Without the pictures, give the entries below again exactly as written.
>> begin PROVIDED RECORDS
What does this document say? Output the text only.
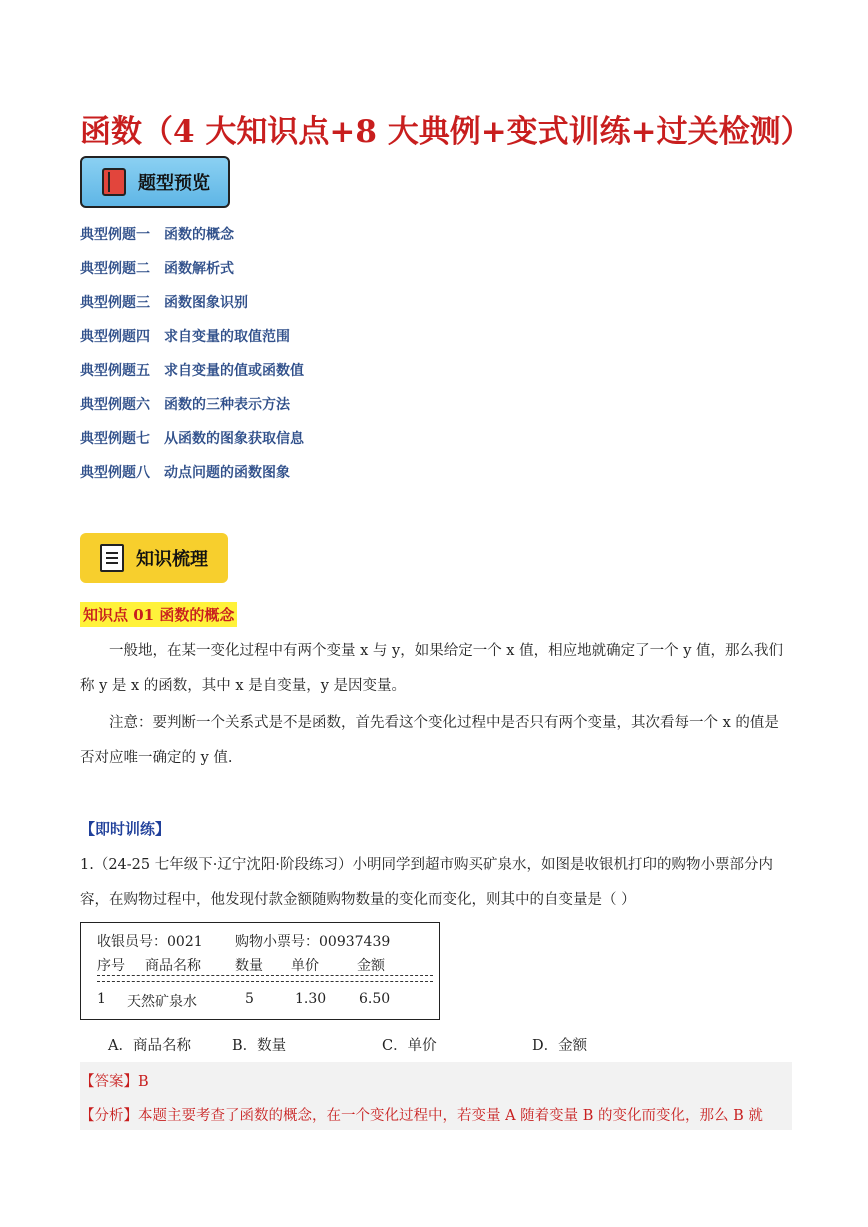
函数（4 大知识点+8 大典例+变式训练+过关检测）
题型预览
典型例题一 函数的概念
典型例题二 函数解析式
典型例题三 函数图象识别
典型例题四 求自变量的取值范围
典型例题五 求自变量的值或函数值
典型例题六 函数的三种表示方法
典型例题七 从函数的图象获取信息
典型例题八 动点问题的函数图象
知识梳理
知识点 01 函数的概念
一般地，在某一变化过程中有两个变量 x 与 y，如果给定一个 x 值，相应地就确定了一个 y 值，那么我们称 y 是 x 的函数，其中 x 是自变量，y 是因变量。
注意：要判断一个关系式是不是函数，首先看这个变化过程中是否只有两个变量，其次看每一个 x 的值是否对应唯一确定的 y 值.
【即时训练】
1.（24-25 七年级下·辽宁沈阳·阶段练习）小明同学到超市购买矿泉水，如图是收银机打印的购物小票部分内容，在购物过程中，他发现付款金额随购物数量的变化而变化，则其中的自变量是（ ）
收银员号：0021 购物小票号：00937439
序号 商品名称 数量 单价	金额
1 天然矿泉水	5	1.30 6.50
A．商品名称	B．数量	C．单价	D．金额
【答案】B
【分析】本题主要考查了函数的概念，在一个变化过程中，若变量 A 随着变量 B 的变化而变化，那么 B 就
>> end PROVIDED RECORDS
■ REPLY TO THE TASK
What does this document say? Output the text only.
函数（4 大知识点+8 大典例+变式训练+过关检测）
题型预览
典型例题一 函数的概念
典型例题二 函数解析式
典型例题三 函数图象识别
典型例题四 求自变量的取值范围
典型例题五 求自变量的值或函数值
典型例题六 函数的三种表示方法
典型例题七 从函数的图象获取信息
典型例题八 动点问题的函数图象
知识梳理
知识点 01 函数的概念
一般地，在某一变化过程中有两个变量 x 与 y，如果给定一个 x 值，相应地就确定了一个 y 值，那么我们称 y 是 x 的函数，其中 x 是自变量，y 是因变量。
注意：要判断一个关系式是不是函数，首先看这个变化过程中是否只有两个变量，其次看每一个 x 的值是否对应唯一确定的 y 值.
【即时训练】
1.（24-25 七年级下·辽宁沈阳·阶段练习）小明同学到超市购买矿泉水，如图是收银机打印的购物小票部分内容，在购物过程中，他发现付款金额随购物数量的变化而变化，则其中的自变量是（ ）
收银员号：0021 购物小票号：00937439
序号 商品名称 数量 单价	金额
1 天然矿泉水	5	1.30 6.50
A．商品名称	B．数量	C．单价	D．金额
【答案】B
【分析】本题主要考查了函数的概念，在一个变化过程中，若变量 A 随着变量 B 的变化而变化，那么 B 就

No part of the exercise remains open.